» Excerpt to read:
┌──

Comment 3 David Tardon 2021-05-04 16:32:11 UTC
(In reply to Troy Wilson from comment #2)
> >> Steps to Reproduce:
> >> 1. Configure a v2 cgroup that includes cpusets
> >
> > How did you configure it?
> 
> My system has 40 CPUs, I assign 4-39 to user.slice and then 5-39 to
> user-1000.slice
> 
>      echo "+cpuset" > /sys/fs/cgroup/cgroup.subtree_control
>      echo 4-39 > /sys/fs/cgroup/user.slice/cpuset.cpus
>      echo "root" > /sys/fs/cgroup/user.slice/cpuset.cpus.partition
>      echo "+cpuset" > /sys/fs/cgroup/user.slice/cgroup.subtree_control
>      echo 5-39 > /sys/fs/cgroup/user.slice/user-1000.slice/cpuset.cpus
>      echo root >
> /sys/fs/cgroup/user.slice/user-1000.slice/cpuset.cpus.partition

Manual modification of cgroups owned by systemd is not supported. If you want to manage your own subhierarchy, use delegation (https://systemd.io/CGROUP_DELEGATION/).

Comment 4 Waiman Long 2021-05-06 14:52:04 UTC
(In reply to David Tardon from comment #1)
> (In reply to Troy Wilson from comment #0)

└──

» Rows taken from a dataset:
┌──

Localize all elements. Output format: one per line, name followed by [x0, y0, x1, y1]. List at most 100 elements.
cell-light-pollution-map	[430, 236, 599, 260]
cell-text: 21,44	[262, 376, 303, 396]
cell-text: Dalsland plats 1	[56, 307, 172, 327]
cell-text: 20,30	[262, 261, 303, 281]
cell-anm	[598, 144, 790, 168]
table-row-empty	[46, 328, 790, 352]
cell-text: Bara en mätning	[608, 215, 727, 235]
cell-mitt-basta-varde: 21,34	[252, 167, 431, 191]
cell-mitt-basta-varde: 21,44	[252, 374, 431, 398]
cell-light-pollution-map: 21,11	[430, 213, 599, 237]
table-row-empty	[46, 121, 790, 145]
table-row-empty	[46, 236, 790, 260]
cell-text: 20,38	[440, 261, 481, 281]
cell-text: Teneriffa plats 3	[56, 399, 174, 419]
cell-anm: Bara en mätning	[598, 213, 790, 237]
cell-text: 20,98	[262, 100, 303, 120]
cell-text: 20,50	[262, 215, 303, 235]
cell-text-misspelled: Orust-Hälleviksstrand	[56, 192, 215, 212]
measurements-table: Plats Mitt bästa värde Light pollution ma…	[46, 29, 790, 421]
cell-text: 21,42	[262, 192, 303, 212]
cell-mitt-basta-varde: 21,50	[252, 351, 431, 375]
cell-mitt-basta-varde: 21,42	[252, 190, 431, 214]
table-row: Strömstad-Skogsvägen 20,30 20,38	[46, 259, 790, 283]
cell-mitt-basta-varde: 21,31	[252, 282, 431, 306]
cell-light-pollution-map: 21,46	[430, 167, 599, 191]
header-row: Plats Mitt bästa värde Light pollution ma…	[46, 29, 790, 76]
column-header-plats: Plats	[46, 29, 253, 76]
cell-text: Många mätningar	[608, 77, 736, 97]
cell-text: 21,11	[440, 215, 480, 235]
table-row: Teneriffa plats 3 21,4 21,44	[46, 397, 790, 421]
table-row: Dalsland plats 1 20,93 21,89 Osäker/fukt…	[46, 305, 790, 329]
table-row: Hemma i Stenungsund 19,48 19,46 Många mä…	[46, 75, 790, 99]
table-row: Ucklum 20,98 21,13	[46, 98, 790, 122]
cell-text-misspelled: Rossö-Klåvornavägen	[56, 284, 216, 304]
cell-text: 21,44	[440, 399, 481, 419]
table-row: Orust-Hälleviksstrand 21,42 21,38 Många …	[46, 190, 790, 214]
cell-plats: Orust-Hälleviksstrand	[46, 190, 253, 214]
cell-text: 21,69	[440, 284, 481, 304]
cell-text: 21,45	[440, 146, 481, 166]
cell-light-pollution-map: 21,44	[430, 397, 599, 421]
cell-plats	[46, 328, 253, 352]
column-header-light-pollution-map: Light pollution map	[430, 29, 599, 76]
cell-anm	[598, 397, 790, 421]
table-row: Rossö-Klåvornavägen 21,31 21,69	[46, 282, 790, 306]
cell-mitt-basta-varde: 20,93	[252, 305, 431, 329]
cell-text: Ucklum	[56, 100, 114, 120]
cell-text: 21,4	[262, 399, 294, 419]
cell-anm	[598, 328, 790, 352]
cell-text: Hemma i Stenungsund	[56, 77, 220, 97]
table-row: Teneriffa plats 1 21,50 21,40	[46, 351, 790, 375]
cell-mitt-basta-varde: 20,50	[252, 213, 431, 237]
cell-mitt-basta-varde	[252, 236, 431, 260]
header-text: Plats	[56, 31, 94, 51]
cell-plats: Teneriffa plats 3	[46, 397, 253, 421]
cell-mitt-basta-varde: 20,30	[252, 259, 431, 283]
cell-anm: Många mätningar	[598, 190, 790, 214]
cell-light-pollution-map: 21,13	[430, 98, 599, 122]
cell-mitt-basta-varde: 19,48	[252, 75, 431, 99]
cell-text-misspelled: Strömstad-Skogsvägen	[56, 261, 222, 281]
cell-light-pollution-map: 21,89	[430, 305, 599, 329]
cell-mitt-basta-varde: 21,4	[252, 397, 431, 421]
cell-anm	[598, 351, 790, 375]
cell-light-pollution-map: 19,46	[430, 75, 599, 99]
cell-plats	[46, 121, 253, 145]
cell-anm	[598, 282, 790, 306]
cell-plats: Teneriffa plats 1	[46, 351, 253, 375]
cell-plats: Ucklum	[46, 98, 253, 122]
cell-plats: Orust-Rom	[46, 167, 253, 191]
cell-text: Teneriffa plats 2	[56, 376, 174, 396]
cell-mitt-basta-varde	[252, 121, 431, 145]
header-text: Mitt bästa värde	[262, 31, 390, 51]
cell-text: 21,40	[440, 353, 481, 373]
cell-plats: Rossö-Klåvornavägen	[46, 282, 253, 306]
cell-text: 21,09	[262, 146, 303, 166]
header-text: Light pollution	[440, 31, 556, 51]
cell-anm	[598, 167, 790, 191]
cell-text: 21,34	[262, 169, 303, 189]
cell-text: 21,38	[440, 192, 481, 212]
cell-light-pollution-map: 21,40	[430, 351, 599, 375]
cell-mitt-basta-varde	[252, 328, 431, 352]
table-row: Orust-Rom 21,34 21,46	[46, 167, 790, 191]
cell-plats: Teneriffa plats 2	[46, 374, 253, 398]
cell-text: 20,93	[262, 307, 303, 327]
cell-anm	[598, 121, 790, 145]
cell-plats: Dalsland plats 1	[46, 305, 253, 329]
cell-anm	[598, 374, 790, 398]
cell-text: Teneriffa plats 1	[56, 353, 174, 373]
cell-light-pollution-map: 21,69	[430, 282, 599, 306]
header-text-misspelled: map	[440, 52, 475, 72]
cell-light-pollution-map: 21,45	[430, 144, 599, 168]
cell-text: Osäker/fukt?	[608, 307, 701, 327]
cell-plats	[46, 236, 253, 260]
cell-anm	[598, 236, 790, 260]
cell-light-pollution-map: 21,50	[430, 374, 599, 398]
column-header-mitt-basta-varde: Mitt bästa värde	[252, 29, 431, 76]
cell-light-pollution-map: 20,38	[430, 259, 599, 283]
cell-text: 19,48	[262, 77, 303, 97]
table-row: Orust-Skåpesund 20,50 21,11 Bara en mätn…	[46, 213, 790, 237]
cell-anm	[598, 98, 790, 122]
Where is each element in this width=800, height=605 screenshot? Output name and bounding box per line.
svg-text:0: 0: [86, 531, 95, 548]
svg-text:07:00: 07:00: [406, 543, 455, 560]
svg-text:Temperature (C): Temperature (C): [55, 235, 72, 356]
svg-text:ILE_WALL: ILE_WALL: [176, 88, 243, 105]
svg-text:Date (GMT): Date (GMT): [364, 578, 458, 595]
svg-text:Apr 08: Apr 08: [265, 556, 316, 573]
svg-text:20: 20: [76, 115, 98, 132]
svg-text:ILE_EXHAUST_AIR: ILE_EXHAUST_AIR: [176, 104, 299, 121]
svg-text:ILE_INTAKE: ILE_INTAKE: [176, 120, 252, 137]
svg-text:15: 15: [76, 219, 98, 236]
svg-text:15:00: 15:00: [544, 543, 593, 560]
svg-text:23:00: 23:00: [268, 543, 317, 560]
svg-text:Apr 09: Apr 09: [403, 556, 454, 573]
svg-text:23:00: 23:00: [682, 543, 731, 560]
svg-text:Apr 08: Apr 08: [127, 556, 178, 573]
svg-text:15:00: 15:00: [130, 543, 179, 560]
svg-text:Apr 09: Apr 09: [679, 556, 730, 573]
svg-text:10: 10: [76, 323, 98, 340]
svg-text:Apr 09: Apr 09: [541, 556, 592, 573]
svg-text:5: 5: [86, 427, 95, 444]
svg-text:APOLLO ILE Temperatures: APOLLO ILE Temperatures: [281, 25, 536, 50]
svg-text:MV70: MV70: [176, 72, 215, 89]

└──

» Short exercise 1:
Answer these questions from the thread on cgroup cpusets:
(a) How many CPUs does Troy Wilson say his system has?
(b) Which CPUs are assigned to user-1000.slice?
(c) According to David Tardon, what is not supported?
» Short exercise 2: Pick up the thread on cgroup cpusets from its last line and continue it.
This material has no connection to the thread on cgroup cpusets.

» Reply 1:
(a) 40
(b) 5-39
(c) Manual modification of cgroups owned by systemd

» Reply 2:
> > Description of problem:
> > When using systemd-run on RHEL9 with cgroupv2, systemd will put the value
> > "cpu" into the /sys/fs/cgroup/*/cgroup.subtree_control files, which has the
> > effect of destroying any existing v2 cgroup that is configured.  I don't
> > know if systemd-run should or should not be putting anything in
> > /sys/fs/cgroup/*/cgroup.subtree_control,
> 
> systemd-run just forwards the command (together with supplied options) to
> systemd, which starts it as a transient unit.
> 
>  but if it does, the keyword for
> > cgroupv2 is "cpuset", not "cpu".
> 
> https://github.com/torvalds/linux/blob/master/Documentation/admin-guide/
> cgroup-v2.rst#cpu
> 
> > Steps to Reproduce:
> > 1. Configure a v2 cgroup that includes cpusets
> 
> How did you configure it?

The way cgroup v2 works is that you have to enable the specific controller level-by-level. Echoing "+cpuset" to cgroup.subtree_control, for example, will enable its children to have the cpuset controller enabled. However, the grandchildren won't have cpuset enabled. Each child has to enable it in its cgroup.subtree_control to allow the grandchildren to use cpuset.

Generally speaking, you can enable all the controllers except one in all the cgroups. The exception is the cpu controller because having a nested cpu controller hierarchy will cause some performance degradation. So care must be taken to enable cpu controller. There are engineers upstream trying to fix this problem, but it will probably take a while.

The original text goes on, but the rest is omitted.